>> BEGIN EXTRACTED INFORMATION

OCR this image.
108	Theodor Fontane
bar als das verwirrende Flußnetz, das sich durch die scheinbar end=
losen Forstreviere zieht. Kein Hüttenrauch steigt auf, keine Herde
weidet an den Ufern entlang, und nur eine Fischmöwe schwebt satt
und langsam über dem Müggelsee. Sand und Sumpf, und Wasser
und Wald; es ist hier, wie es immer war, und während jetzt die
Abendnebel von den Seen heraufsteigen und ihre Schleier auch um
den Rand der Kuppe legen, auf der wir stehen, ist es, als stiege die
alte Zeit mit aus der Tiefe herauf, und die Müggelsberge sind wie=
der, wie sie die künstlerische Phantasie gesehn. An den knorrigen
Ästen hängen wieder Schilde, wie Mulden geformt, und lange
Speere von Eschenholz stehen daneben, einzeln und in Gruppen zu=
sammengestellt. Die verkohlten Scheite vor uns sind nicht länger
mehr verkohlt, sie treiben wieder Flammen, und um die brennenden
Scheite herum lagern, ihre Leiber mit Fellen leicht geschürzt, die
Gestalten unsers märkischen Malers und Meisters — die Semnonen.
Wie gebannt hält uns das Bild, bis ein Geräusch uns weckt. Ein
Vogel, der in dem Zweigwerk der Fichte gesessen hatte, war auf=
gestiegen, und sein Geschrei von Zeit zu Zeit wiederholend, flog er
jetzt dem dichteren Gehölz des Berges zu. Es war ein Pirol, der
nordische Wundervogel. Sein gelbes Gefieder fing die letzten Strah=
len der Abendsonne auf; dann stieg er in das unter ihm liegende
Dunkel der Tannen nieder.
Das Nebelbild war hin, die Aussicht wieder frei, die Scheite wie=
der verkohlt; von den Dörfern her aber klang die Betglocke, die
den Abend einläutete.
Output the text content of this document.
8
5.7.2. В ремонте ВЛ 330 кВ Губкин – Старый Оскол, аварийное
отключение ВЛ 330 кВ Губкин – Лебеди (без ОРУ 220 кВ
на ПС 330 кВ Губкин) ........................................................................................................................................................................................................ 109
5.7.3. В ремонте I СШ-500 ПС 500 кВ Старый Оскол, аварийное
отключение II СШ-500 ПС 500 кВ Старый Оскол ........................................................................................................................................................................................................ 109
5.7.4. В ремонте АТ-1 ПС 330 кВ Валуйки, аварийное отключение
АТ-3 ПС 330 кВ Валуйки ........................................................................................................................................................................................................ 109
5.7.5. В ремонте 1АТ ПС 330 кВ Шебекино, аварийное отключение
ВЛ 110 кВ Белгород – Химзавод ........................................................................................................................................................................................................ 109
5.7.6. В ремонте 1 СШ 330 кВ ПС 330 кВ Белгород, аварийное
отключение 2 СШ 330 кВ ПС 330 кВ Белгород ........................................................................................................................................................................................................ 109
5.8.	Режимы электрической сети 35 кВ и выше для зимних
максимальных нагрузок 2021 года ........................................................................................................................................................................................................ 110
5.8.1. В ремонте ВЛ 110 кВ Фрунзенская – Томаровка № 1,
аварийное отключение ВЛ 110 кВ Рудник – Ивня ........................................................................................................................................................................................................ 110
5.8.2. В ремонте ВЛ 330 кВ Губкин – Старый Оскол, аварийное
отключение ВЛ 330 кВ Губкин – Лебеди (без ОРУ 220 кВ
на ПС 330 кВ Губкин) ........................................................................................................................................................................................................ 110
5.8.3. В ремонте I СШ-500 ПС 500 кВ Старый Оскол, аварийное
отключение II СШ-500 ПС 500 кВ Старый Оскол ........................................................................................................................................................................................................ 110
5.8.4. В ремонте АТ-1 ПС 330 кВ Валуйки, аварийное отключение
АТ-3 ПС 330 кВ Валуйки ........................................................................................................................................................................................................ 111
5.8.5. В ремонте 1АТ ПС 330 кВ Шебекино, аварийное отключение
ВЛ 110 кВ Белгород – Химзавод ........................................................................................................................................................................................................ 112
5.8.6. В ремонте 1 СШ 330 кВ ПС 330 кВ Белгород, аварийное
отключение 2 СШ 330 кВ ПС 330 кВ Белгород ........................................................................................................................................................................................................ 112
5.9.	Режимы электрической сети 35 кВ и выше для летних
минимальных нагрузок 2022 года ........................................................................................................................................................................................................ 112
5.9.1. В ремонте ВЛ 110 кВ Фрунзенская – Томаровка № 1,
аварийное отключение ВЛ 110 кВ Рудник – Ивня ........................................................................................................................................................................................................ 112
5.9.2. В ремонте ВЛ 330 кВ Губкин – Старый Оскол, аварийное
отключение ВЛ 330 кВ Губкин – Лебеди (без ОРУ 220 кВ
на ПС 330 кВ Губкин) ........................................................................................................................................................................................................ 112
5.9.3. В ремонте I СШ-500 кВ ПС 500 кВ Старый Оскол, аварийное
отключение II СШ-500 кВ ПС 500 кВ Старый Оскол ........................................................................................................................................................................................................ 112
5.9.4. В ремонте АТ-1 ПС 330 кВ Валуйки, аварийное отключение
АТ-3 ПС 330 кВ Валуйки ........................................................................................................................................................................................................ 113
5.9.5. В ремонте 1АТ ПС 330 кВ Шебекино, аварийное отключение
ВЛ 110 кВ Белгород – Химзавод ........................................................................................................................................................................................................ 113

>> END EXTRACTED INFORMATION

WORK TO COMPLETE
Write every entry out again exactly.

RESULT FOR THIS TASK
OCR this image.
108	Theodor Fontane
bar als das verwirrende Flußnetz, das sich durch die scheinbar end=
losen Forstreviere zieht. Kein Hüttenrauch steigt auf, keine Herde
weidet an den Ufern entlang, und nur eine Fischmöwe schwebt satt
und langsam über dem Müggelsee. Sand und Sumpf, und Wasser
und Wald; es ist hier, wie es immer war, und während jetzt die
Abendnebel von den Seen heraufsteigen und ihre Schleier auch um
den Rand der Kuppe legen, auf der wir stehen, ist es, als stiege die
alte Zeit mit aus der Tiefe herauf, und die Müggelsberge sind wie=
der, wie sie die künstlerische Phantasie gesehn. An den knorrigen
Ästen hängen wieder Schilde, wie Mulden geformt, und lange
Speere von Eschenholz stehen daneben, einzeln und in Gruppen zu=
sammengestellt. Die verkohlten Scheite vor uns sind nicht länger
mehr verkohlt, sie treiben wieder Flammen, und um die brennenden
Scheite herum lagern, ihre Leiber mit Fellen leicht geschürzt, die
Gestalten unsers märkischen Malers und Meisters — die Semnonen.
Wie gebannt hält uns das Bild, bis ein Geräusch uns weckt. Ein
Vogel, der in dem Zweigwerk der Fichte gesessen hatte, war auf=
gestiegen, und sein Geschrei von Zeit zu Zeit wiederholend, flog er
jetzt dem dichteren Gehölz des Berges zu. Es war ein Pirol, der
nordische Wundervogel. Sein gelbes Gefieder fing die letzten Strah=
len der Abendsonne auf; dann stieg er in das unter ihm liegende
Dunkel der Tannen nieder.
Das Nebelbild war hin, die Aussicht wieder frei, die Scheite wie=
der verkohlt; von den Dörfern her aber klang die Betglocke, die
den Abend einläutete.
Output the text content of this document.
8
5.7.2. В ремонте ВЛ 330 кВ Губкин – Старый Оскол, аварийное
отключение ВЛ 330 кВ Губкин – Лебеди (без ОРУ 220 кВ
на ПС 330 кВ Губкин) ........................................................................................................................................................................................................ 109
5.7.3. В ремонте I СШ-500 ПС 500 кВ Старый Оскол, аварийное
отключение II СШ-500 ПС 500 кВ Старый Оскол ........................................................................................................................................................................................................ 109
5.7.4. В ремонте АТ-1 ПС 330 кВ Валуйки, аварийное отключение
АТ-3 ПС 330 кВ Валуйки ........................................................................................................................................................................................................ 109
5.7.5. В ремонте 1АТ ПС 330 кВ Шебекино, аварийное отключение
ВЛ 110 кВ Белгород – Химзавод ........................................................................................................................................................................................................ 109
5.7.6. В ремонте 1 СШ 330 кВ ПС 330 кВ Белгород, аварийное
отключение 2 СШ 330 кВ ПС 330 кВ Белгород ........................................................................................................................................................................................................ 109
5.8.	Режимы электрической сети 35 кВ и выше для зимних
максимальных нагрузок 2021 года ........................................................................................................................................................................................................ 110
5.8.1. В ремонте ВЛ 110 кВ Фрунзенская – Томаровка № 1,
аварийное отключение ВЛ 110 кВ Рудник – Ивня ........................................................................................................................................................................................................ 110
5.8.2. В ремонте ВЛ 330 кВ Губкин – Старый Оскол, аварийное
отключение ВЛ 330 кВ Губкин – Лебеди (без ОРУ 220 кВ
на ПС 330 кВ Губкин) ........................................................................................................................................................................................................ 110
5.8.3. В ремонте I СШ-500 ПС 500 кВ Старый Оскол, аварийное
отключение II СШ-500 ПС 500 кВ Старый Оскол ........................................................................................................................................................................................................ 110
5.8.4. В ремонте АТ-1 ПС 330 кВ Валуйки, аварийное отключение
АТ-3 ПС 330 кВ Валуйки ........................................................................................................................................................................................................ 111
5.8.5. В ремонте 1АТ ПС 330 кВ Шебекино, аварийное отключение
ВЛ 110 кВ Белгород – Химзавод ........................................................................................................................................................................................................ 112
5.8.6. В ремонте 1 СШ 330 кВ ПС 330 кВ Белгород, аварийное
отключение 2 СШ 330 кВ ПС 330 кВ Белгород ........................................................................................................................................................................................................ 112
5.9.	Режимы электрической сети 35 кВ и выше для летних
минимальных нагрузок 2022 года ........................................................................................................................................................................................................ 112
5.9.1. В ремонте ВЛ 110 кВ Фрунзенская – Томаровка № 1,
аварийное отключение ВЛ 110 кВ Рудник – Ивня ........................................................................................................................................................................................................ 112
5.9.2. В ремонте ВЛ 330 кВ Губкин – Старый Оскол, аварийное
отключение ВЛ 330 кВ Губкин – Лебеди (без ОРУ 220 кВ
на ПС 330 кВ Губкин) ........................................................................................................................................................................................................ 112
5.9.3. В ремонте I СШ-500 кВ ПС 500 кВ Старый Оскол, аварийное
отключение II СШ-500 кВ ПС 500 кВ Старый Оскол ........................................................................................................................................................................................................ 112
5.9.4. В ремонте АТ-1 ПС 330 кВ Валуйки, аварийное отключение
АТ-3 ПС 330 кВ Валуйки ........................................................................................................................................................................................................ 113
5.9.5. В ремонте 1АТ ПС 330 кВ Шебекино, аварийное отключение
ВЛ 110 кВ Белгород – Химзавод ........................................................................................................................................................................................................ 113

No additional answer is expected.